> What is asked: Present every line of the records below as a JSON list of strings, one string per line, with blank lines omitted. Leave the pictures out of the list.

> Items:
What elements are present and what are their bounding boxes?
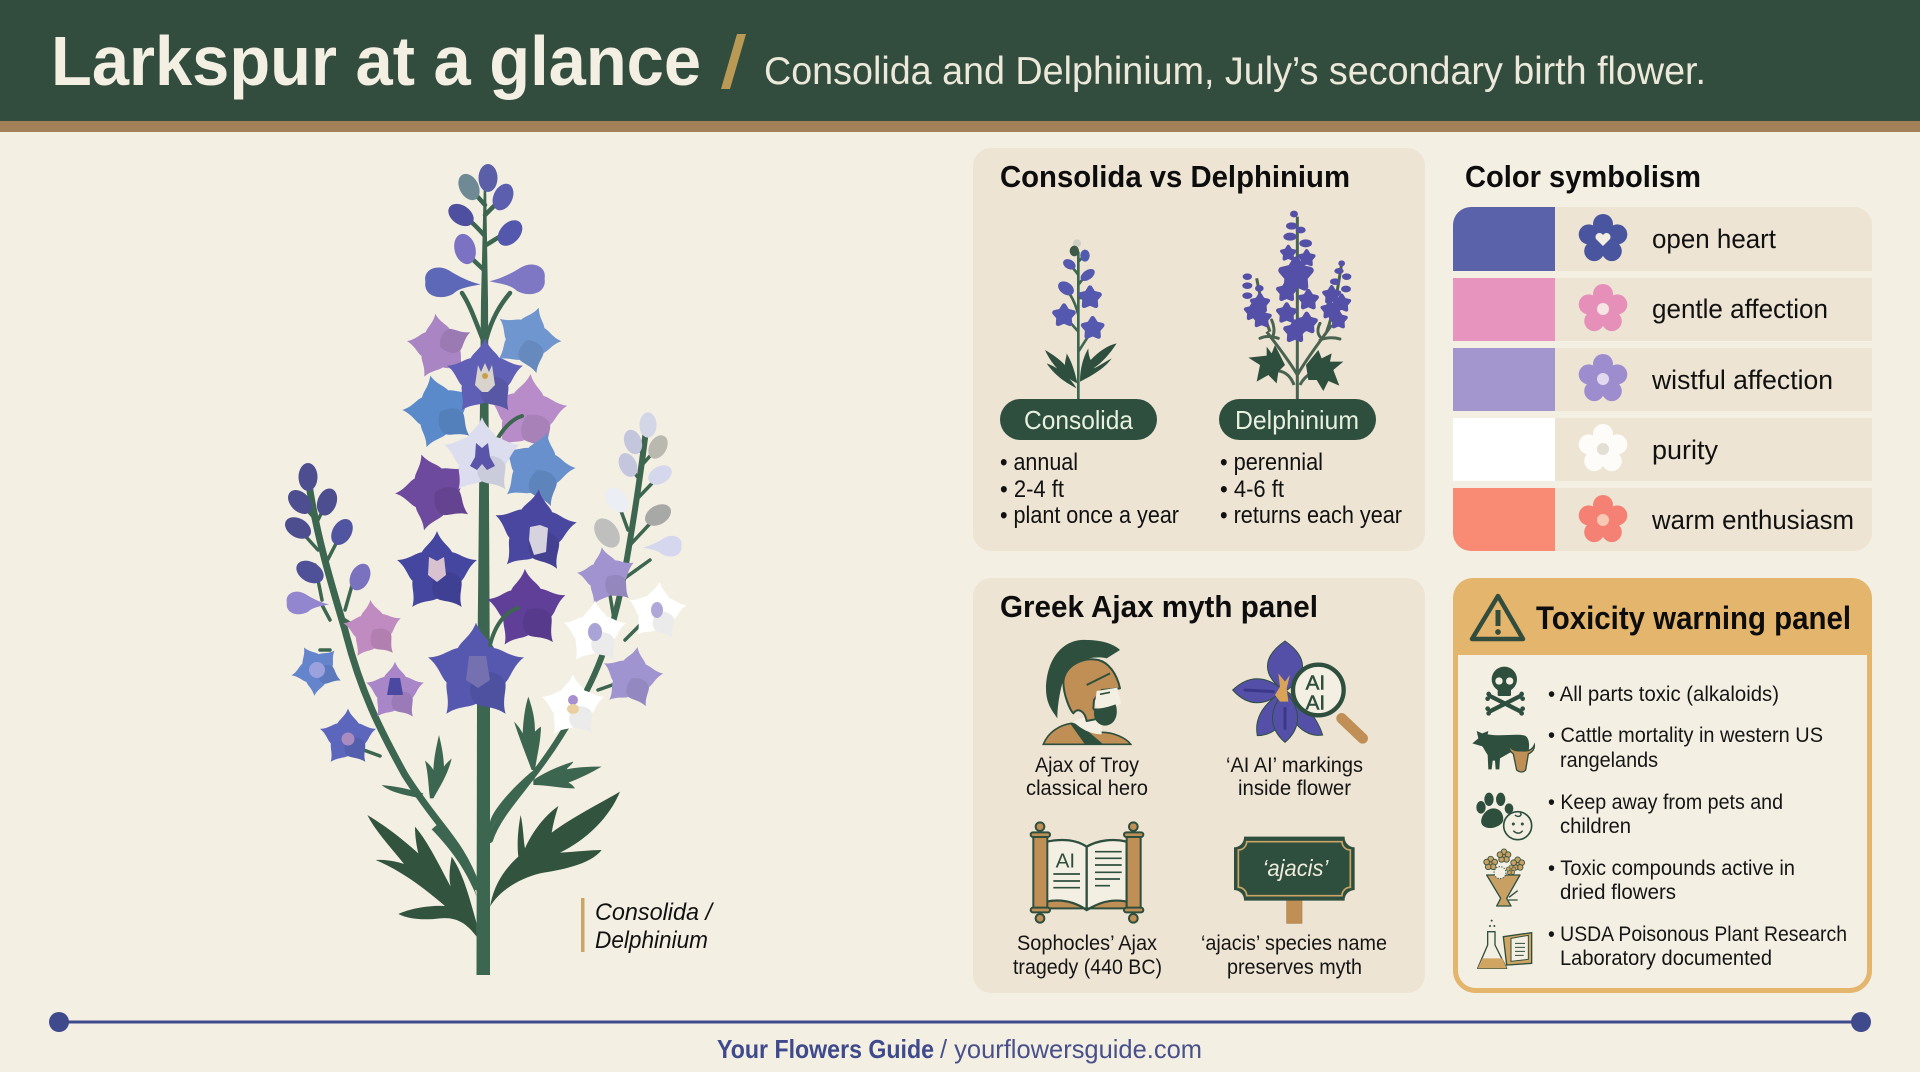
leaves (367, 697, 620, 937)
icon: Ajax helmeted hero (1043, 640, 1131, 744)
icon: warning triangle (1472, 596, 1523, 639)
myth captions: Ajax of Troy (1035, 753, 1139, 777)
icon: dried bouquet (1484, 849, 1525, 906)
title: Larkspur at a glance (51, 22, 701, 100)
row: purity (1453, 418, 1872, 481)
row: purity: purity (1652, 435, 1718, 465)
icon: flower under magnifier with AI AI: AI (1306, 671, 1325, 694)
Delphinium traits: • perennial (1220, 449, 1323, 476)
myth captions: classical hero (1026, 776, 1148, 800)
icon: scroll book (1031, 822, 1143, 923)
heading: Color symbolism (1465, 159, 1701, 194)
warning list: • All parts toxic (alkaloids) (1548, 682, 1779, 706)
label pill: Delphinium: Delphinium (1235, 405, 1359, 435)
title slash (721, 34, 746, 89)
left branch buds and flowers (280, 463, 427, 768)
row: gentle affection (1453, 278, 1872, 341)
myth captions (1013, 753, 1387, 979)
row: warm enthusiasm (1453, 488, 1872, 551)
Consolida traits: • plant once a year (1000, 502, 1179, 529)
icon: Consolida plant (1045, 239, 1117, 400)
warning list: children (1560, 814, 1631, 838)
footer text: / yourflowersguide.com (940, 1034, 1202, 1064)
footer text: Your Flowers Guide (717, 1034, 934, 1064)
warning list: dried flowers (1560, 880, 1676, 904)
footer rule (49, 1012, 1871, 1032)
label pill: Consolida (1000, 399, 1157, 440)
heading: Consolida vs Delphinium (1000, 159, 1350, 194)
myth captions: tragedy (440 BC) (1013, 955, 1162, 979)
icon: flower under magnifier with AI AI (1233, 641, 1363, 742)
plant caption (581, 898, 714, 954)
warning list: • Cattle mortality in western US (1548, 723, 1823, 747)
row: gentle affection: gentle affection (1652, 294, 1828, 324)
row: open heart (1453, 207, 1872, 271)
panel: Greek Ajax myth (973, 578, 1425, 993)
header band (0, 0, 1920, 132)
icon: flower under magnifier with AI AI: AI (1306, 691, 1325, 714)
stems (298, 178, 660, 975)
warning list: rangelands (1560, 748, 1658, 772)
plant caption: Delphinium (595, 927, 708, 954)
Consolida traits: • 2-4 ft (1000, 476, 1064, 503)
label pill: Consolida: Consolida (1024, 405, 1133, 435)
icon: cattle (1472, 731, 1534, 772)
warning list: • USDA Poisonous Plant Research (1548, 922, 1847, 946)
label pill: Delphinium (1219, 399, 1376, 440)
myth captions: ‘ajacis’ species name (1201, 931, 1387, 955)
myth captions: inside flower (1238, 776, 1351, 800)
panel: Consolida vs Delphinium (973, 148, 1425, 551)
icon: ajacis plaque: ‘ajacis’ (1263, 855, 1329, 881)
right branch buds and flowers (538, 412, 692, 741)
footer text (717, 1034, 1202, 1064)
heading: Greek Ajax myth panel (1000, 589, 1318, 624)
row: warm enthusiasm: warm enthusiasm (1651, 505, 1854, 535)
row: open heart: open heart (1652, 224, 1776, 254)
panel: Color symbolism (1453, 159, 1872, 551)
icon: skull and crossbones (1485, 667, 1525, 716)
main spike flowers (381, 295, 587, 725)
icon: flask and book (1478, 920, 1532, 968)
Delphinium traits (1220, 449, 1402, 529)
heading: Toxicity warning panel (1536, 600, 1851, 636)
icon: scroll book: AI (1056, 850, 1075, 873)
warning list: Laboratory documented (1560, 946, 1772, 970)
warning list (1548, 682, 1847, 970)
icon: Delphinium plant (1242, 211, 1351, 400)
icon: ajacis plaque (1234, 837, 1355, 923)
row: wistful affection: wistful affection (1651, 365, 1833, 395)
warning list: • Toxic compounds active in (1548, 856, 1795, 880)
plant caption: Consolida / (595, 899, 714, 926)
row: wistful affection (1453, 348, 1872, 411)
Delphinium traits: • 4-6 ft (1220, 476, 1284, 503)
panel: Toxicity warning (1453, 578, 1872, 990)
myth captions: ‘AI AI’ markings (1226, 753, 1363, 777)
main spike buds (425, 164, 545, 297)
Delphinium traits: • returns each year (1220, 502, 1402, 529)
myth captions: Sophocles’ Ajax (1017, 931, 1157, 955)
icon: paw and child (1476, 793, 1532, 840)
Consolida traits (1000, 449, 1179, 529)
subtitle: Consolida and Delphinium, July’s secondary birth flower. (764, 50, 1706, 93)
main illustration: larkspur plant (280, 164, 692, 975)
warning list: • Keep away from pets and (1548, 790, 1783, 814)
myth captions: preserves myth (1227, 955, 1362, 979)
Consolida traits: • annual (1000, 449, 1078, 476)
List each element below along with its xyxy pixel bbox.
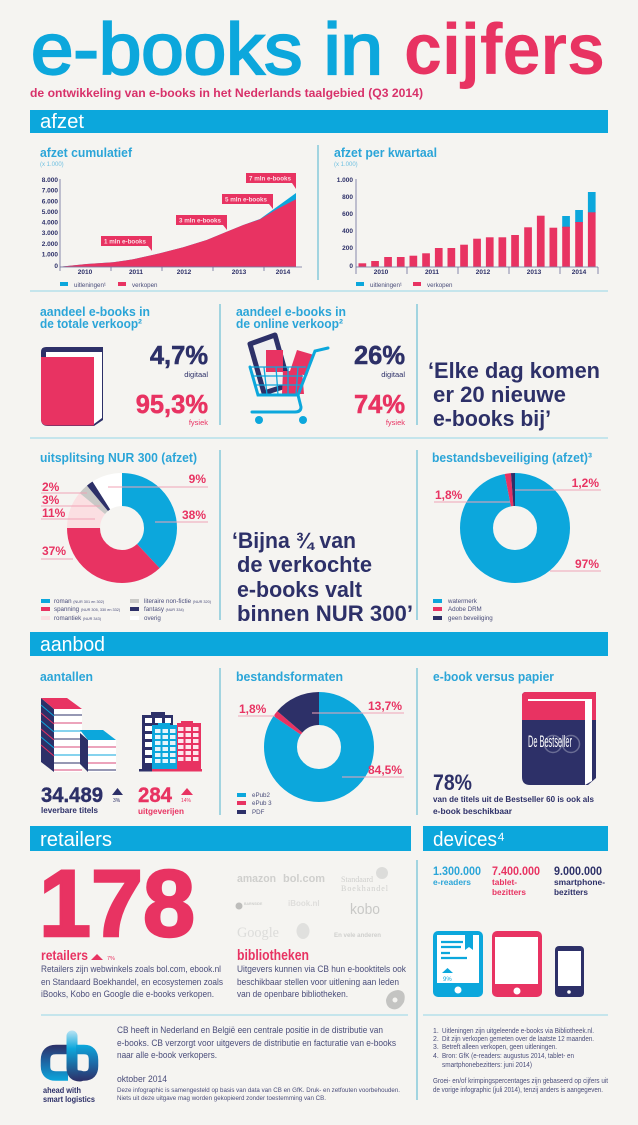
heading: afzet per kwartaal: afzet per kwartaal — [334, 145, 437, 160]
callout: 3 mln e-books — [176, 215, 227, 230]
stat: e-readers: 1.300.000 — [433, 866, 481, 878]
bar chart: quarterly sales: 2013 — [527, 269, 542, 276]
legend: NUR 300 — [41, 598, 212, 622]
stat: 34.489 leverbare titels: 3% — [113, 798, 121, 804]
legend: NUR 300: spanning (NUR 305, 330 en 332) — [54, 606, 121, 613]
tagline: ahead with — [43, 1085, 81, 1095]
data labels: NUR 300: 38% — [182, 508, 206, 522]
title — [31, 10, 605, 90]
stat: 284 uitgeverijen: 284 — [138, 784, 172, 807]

> Finished answer:
[
  "What elements are present and what are their bounding boxes?",
  "leaves (367, 697, 620, 937)",
  "icon: Ajax helmeted hero (1043, 640, 1131, 744)",
  "icon: warning triangle (1472, 596, 1523, 639)",
  "myth captions: Ajax of Troy (1035, 753, 1139, 777)",
  "icon: dried bouquet (1484, 849, 1525, 906)",
  "title: Larkspur at a glance (51, 22, 701, 100)",
  "row: purity (1453, 418, 1872, 481)",
  "row: purity: purity (1652, 435, 1718, 465)",
  "icon: flower under magnifier with AI AI: AI (1306, 671, 1325, 694)",
  "Delphinium traits: • perennial (1220, 449, 1323, 476)",
  "myth captions: classical hero (1026, 776, 1148, 800)",
  "icon: scroll book (1031, 822, 1143, 923)",
  "heading: Color symbolism (1465, 159, 1701, 194)",
  "warning list: • All parts toxic (alkaloids) (1548, 682, 1779, 706)",
  "label pill: Delphinium: Delphinium (1235, 405, 1359, 435)",
  "title slash (721, 34, 746, 89)",
  "left branch buds and flowers (280, 463, 427, 768)",
  "row: gentle affection (1453, 278, 1872, 341)",
  "myth captions (1013, 753, 1387, 979)",
  "row: warm enthusiasm (1453, 488, 1872, 551)",
  "Consolida traits: • plant once a year (1000, 502, 1179, 529)",
  "icon: Consolida plant (1045, 239, 1117, 400)",
  "warning list: children (1560, 814, 1631, 838)",
  "footer text: / yourflowersguide.com (940, 1034, 1202, 1064)",
  "footer text: Your Flowers Guide (717, 1034, 934, 1064)",
  "warning list: dried flowers (1560, 880, 1676, 904)",
  "footer rule (49, 1012, 1871, 1032)",
  "label pill: Consolida (1000, 399, 1157, 440)",
  "heading: Consolida vs Delphinium (1000, 159, 1350, 194)",
  "myth captions: tragedy (440 BC) (1013, 955, 1162, 979)",
  "icon: flower under magnifier with AI AI (1233, 641, 1363, 742)",
  "plant caption (581, 898, 714, 954)",
  "warning list: • Cattle mortality in western US (1548, 723, 1823, 747)",
  "row: gentle affection: gentle affection (1652, 294, 1828, 324)",
  "row: open heart (1453, 207, 1872, 271)",
  "panel: Greek Ajax myth (973, 578, 1425, 993)",
  "header band (0, 0, 1920, 132)",
  "icon: flower under magnifier with AI AI: AI (1306, 691, 1325, 714)",
  "stems (298, 178, 660, 975)",
  "warning list: rangelands (1560, 748, 1658, 772)",
  "plant caption: Delphinium (595, 927, 708, 954)",
  "Consolida traits: • 2-4 ft (1000, 476, 1064, 503)",
  "label pill: Consolida: Consolida (1024, 405, 1133, 435)",
  "icon: cattle (1472, 731, 1534, 772)",
  "warning list: • USDA Poisonous Plant Research (1548, 922, 1847, 946)",
  "label pill: Delphinium (1219, 399, 1376, 440)",
  "myth captions: ‘ajacis’ species name (1201, 931, 1387, 955)",
  "myth captions: inside flower (1238, 776, 1351, 800)",
  "panel: Consolida vs Delphinium (973, 148, 1425, 551)",
  "icon: ajacis plaque: ‘ajacis’ (1263, 855, 1329, 881)",
  "right branch buds and flowers (538, 412, 692, 741)",
  "footer text (717, 1034, 1202, 1064)",
  "heading: Greek Ajax myth panel (1000, 589, 1318, 624)",
  "row: warm enthusiasm: warm enthusiasm (1651, 505, 1854, 535)",
  "row: open heart: open heart (1652, 224, 1776, 254)",
  "panel: Color symbolism (1453, 159, 1872, 551)",
  "icon: skull and crossbones (1485, 667, 1525, 716)",
  "main spike flowers (381, 295, 587, 725)",
  "icon: flask and book (1478, 920, 1532, 968)",
  "Delphinium traits (1220, 449, 1402, 529)",
  "heading: Toxicity warning panel (1536, 600, 1851, 636)",
  "icon: scroll book: AI (1056, 850, 1075, 873)",
  "warning list: Laboratory documented (1560, 946, 1772, 970)",
  "warning list (1548, 682, 1847, 970)",
  "icon: Delphinium plant (1242, 211, 1351, 400)",
  "icon: ajacis plaque (1234, 837, 1355, 923)",
  "row: wistful affection: wistful affection (1651, 365, 1833, 395)",
  "warning list: • Toxic compounds active in (1548, 856, 1795, 880)",
  "plant caption: Consolida / (595, 899, 714, 926)",
  "row: wistful affection (1453, 348, 1872, 411)",
  "Delphinium traits: • 4-6 ft (1220, 476, 1284, 503)",
  "panel: Toxicity warning (1453, 578, 1872, 990)",
  "myth captions: ‘AI AI’ markings (1226, 753, 1363, 777)",
  "main spike buds (425, 164, 545, 297)",
  "Delphinium traits: • returns each year (1220, 502, 1402, 529)",
  "myth captions: Sophocles’ Ajax (1017, 931, 1157, 955)",
  "icon: paw and child (1476, 793, 1532, 840)",
  "Consolida traits (1000, 449, 1179, 529)",
  "subtitle: Consolida and Delphinium, July’s secondary birth flower. (764, 50, 1706, 93)",
  "main illustration: larkspur plant (280, 164, 692, 975)",
  "warning list: • Keep away from pets and (1548, 790, 1783, 814)",
  "myth captions: preserves myth (1227, 955, 1362, 979)",
  "Consolida traits: • annual (1000, 449, 1078, 476)",
  "List each element below along with its xyxy pixel bbox.",
  "heading: afzet per kwartaal: afzet per kwartaal — [334, 145, 437, 160]",
  "callout: 3 mln e-books — [176, 215, 227, 230]",
  "stat: e-readers: 1.300.000 — [433, 866, 481, 878]",
  "bar chart: quarterly sales: 2013 — [527, 269, 542, 276]",
  "legend: NUR 300 — [41, 598, 212, 622]",
  "stat: 34.489 leverbare titels: 3% — [113, 798, 121, 804]",
  "legend: NUR 300: spanning (NUR 305, 330 en 332) — [54, 606, 121, 613]",
  "tagline: ahead with — [43, 1085, 81, 1095]",
  "data labels: NUR 300: 38% — [182, 508, 206, 522]",
  "title — [31, 10, 605, 90]",
  "stat: 284 uitgeverijen: 284 — [138, 784, 172, 807]"
]